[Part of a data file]

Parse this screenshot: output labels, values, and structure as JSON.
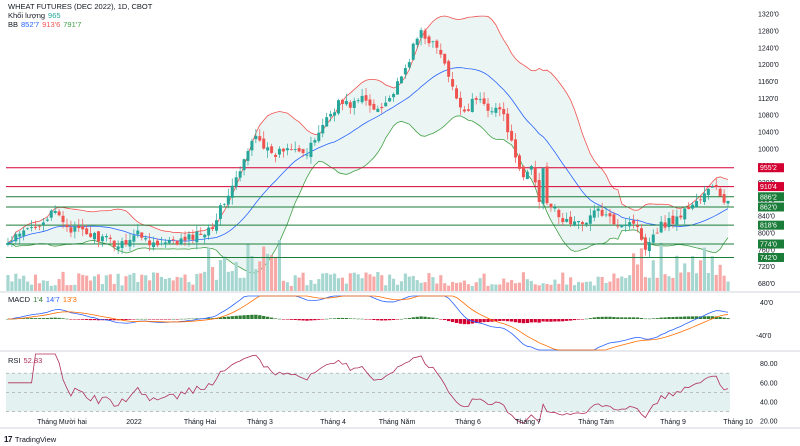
{
  "header": {
    "title": "WHEAT FUTURES (DEC 2022), 1D, CBOT",
    "volume_label": "Khối lượng",
    "volume_value": "965",
    "bb_label": "BB",
    "bb_values": [
      "852'7",
      "913'6",
      "791'7"
    ]
  },
  "macd_legend": {
    "label": "MACD",
    "values": [
      "1'4",
      "14'7",
      "13'3"
    ]
  },
  "rsi_legend": {
    "label": "RSI",
    "value": "52.83"
  },
  "footer": {
    "brand": "TradingView"
  },
  "colors": {
    "up": "#26a69a",
    "down": "#ef5350",
    "vol_up": "#a5d6d0",
    "vol_down": "#f7a9a7",
    "bb_upper": "#ef5350",
    "bb_lower": "#43a047",
    "bb_mid": "#2962ff",
    "bb_fill": "#e6f4f1",
    "level_red": "#d50032",
    "level_green": "#1b7d3a",
    "macd_line": "#2962ff",
    "signal_line": "#ff6d00",
    "hist_pos": "#2e7d32",
    "hist_neg": "#d50032",
    "rsi": "#b0305a",
    "rsi_band": "#e3f2f0"
  },
  "chart_data": [
    {
      "type": "candlestick",
      "title": "WHEAT FUTURES (DEC 2022), 1D, CBOT",
      "price_axis": [
        "1320'0",
        "1280'0",
        "1240'0",
        "1200'0",
        "1160'0",
        "1120'0",
        "1080'0",
        "1040'0",
        "1000'0",
        "960'0",
        "920'0",
        "880'0",
        "840'0",
        "800'0",
        "760'0",
        "720'0",
        "680'0"
      ],
      "ylim": [
        660,
        1330
      ],
      "x_labels": [
        "Tháng Mười hai",
        "2022",
        "Tháng Hai",
        "Tháng 3",
        "Tháng 4",
        "Tháng Năm",
        "Tháng 6",
        "Tháng 7",
        "Tháng Tám",
        "Tháng 9",
        "Tháng 10"
      ],
      "levels": [
        {
          "label": "955'2",
          "value": 955.25,
          "color": "red"
        },
        {
          "label": "910'4",
          "value": 910.5,
          "color": "red"
        },
        {
          "label": "886'2",
          "value": 886.25,
          "color": "green"
        },
        {
          "label": "862'0",
          "value": 862,
          "color": "green"
        },
        {
          "label": "818'6",
          "value": 818.75,
          "color": "green"
        },
        {
          "label": "774'0",
          "value": 774,
          "color": "green"
        },
        {
          "label": "742'0",
          "value": 742,
          "color": "green"
        }
      ],
      "anchors": [
        [
          0,
          775
        ],
        [
          7,
          820
        ],
        [
          12,
          848
        ],
        [
          16,
          810
        ],
        [
          23,
          790
        ],
        [
          28,
          772
        ],
        [
          33,
          800
        ],
        [
          38,
          770
        ],
        [
          44,
          780
        ],
        [
          49,
          800
        ],
        [
          52,
          820
        ],
        [
          55,
          875
        ],
        [
          59,
          945
        ],
        [
          63,
          1040
        ],
        [
          67,
          980
        ],
        [
          70,
          1000
        ],
        [
          73,
          1010
        ],
        [
          76,
          985
        ],
        [
          80,
          1060
        ],
        [
          84,
          1110
        ],
        [
          87,
          1105
        ],
        [
          90,
          1120
        ],
        [
          93,
          1095
        ],
        [
          97,
          1120
        ],
        [
          100,
          1165
        ],
        [
          103,
          1240
        ],
        [
          105,
          1280
        ],
        [
          107,
          1260
        ],
        [
          110,
          1225
        ],
        [
          113,
          1140
        ],
        [
          116,
          1090
        ],
        [
          119,
          1120
        ],
        [
          122,
          1100
        ],
        [
          125,
          1095
        ],
        [
          127,
          1050
        ],
        [
          129,
          970
        ],
        [
          131,
          930
        ],
        [
          133,
          960
        ],
        [
          135,
          880
        ],
        [
          136,
          960
        ],
        [
          137,
          880
        ],
        [
          140,
          835
        ],
        [
          145,
          820
        ],
        [
          150,
          855
        ],
        [
          153,
          830
        ],
        [
          156,
          825
        ],
        [
          159,
          828
        ],
        [
          162,
          770
        ],
        [
          164,
          800
        ],
        [
          166,
          820
        ],
        [
          170,
          835
        ],
        [
          174,
          870
        ],
        [
          176,
          880
        ],
        [
          178,
          900
        ],
        [
          180,
          912
        ],
        [
          182,
          870
        ]
      ],
      "volume_ylim": [
        0,
        50000
      ],
      "macd_axis": [
        "40'0",
        "-40'0"
      ],
      "rsi_axis": [
        "80.00",
        "60.00",
        "40.00",
        "20.00"
      ],
      "rsi_band": [
        30,
        70
      ],
      "rsi_ylim": [
        15,
        90
      ]
    }
  ]
}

AIM OF THE EXERCISE:
Set down all the data again exactly as above, pictures excluded.

TASK SOLUTION:
Parse this screenshot: output labels, values, and structure as JSON.
{
  "header": {
    "title": "WHEAT FUTURES (DEC 2022), 1D, CBOT",
    "volume_label": "Khối lượng",
    "volume_value": "965",
    "bb_label": "BB",
    "bb_values": [
      "852'7",
      "913'6",
      "791'7"
    ]
  },
  "macd_legend": {
    "label": "MACD",
    "values": [
      "1'4",
      "14'7",
      "13'3"
    ]
  },
  "rsi_legend": {
    "label": "RSI",
    "value": "52.83"
  },
  "footer": {
    "brand": "TradingView"
  },
  "colors": {
    "up": "#26a69a",
    "down": "#ef5350",
    "vol_up": "#a5d6d0",
    "vol_down": "#f7a9a7",
    "bb_upper": "#ef5350",
    "bb_lower": "#43a047",
    "bb_mid": "#2962ff",
    "bb_fill": "#e6f4f1",
    "level_red": "#d50032",
    "level_green": "#1b7d3a",
    "macd_line": "#2962ff",
    "signal_line": "#ff6d00",
    "hist_pos": "#2e7d32",
    "hist_neg": "#d50032",
    "rsi": "#b0305a",
    "rsi_band": "#e3f2f0"
  },
  "chart_data": [
    {
      "type": "candlestick",
      "title": "WHEAT FUTURES (DEC 2022), 1D, CBOT",
      "price_axis": [
        "1320'0",
        "1280'0",
        "1240'0",
        "1200'0",
        "1160'0",
        "1120'0",
        "1080'0",
        "1040'0",
        "1000'0",
        "960'0",
        "920'0",
        "880'0",
        "840'0",
        "800'0",
        "760'0",
        "720'0",
        "680'0"
      ],
      "ylim": [
        660,
        1330
      ],
      "x_labels": [
        "Tháng Mười hai",
        "2022",
        "Tháng Hai",
        "Tháng 3",
        "Tháng 4",
        "Tháng Năm",
        "Tháng 6",
        "Tháng 7",
        "Tháng Tám",
        "Tháng 9",
        "Tháng 10"
      ],
      "levels": [
        {
          "label": "955'2",
          "value": 955.25,
          "color": "red"
        },
        {
          "label": "910'4",
          "value": 910.5,
          "color": "red"
        },
        {
          "label": "886'2",
          "value": 886.25,
          "color": "green"
        },
        {
          "label": "862'0",
          "value": 862,
          "color": "green"
        },
        {
          "label": "818'6",
          "value": 818.75,
          "color": "green"
        },
        {
          "label": "774'0",
          "value": 774,
          "color": "green"
        },
        {
          "label": "742'0",
          "value": 742,
          "color": "green"
        }
      ],
      "anchors": [
        [
          0,
          775
        ],
        [
          7,
          820
        ],
        [
          12,
          848
        ],
        [
          16,
          810
        ],
        [
          23,
          790
        ],
        [
          28,
          772
        ],
        [
          33,
          800
        ],
        [
          38,
          770
        ],
        [
          44,
          780
        ],
        [
          49,
          800
        ],
        [
          52,
          820
        ],
        [
          55,
          875
        ],
        [
          59,
          945
        ],
        [
          63,
          1040
        ],
        [
          67,
          980
        ],
        [
          70,
          1000
        ],
        [
          73,
          1010
        ],
        [
          76,
          985
        ],
        [
          80,
          1060
        ],
        [
          84,
          1110
        ],
        [
          87,
          1105
        ],
        [
          90,
          1120
        ],
        [
          93,
          1095
        ],
        [
          97,
          1120
        ],
        [
          100,
          1165
        ],
        [
          103,
          1240
        ],
        [
          105,
          1280
        ],
        [
          107,
          1260
        ],
        [
          110,
          1225
        ],
        [
          113,
          1140
        ],
        [
          116,
          1090
        ],
        [
          119,
          1120
        ],
        [
          122,
          1100
        ],
        [
          125,
          1095
        ],
        [
          127,
          1050
        ],
        [
          129,
          970
        ],
        [
          131,
          930
        ],
        [
          133,
          960
        ],
        [
          135,
          880
        ],
        [
          136,
          960
        ],
        [
          137,
          880
        ],
        [
          140,
          835
        ],
        [
          145,
          820
        ],
        [
          150,
          855
        ],
        [
          153,
          830
        ],
        [
          156,
          825
        ],
        [
          159,
          828
        ],
        [
          162,
          770
        ],
        [
          164,
          800
        ],
        [
          166,
          820
        ],
        [
          170,
          835
        ],
        [
          174,
          870
        ],
        [
          176,
          880
        ],
        [
          178,
          900
        ],
        [
          180,
          912
        ],
        [
          182,
          870
        ]
      ],
      "volume_ylim": [
        0,
        50000
      ],
      "macd_axis": [
        "40'0",
        "-40'0"
      ],
      "rsi_axis": [
        "80.00",
        "60.00",
        "40.00",
        "20.00"
      ],
      "rsi_band": [
        30,
        70
      ],
      "rsi_ylim": [
        15,
        90
      ]
    }
  ]
}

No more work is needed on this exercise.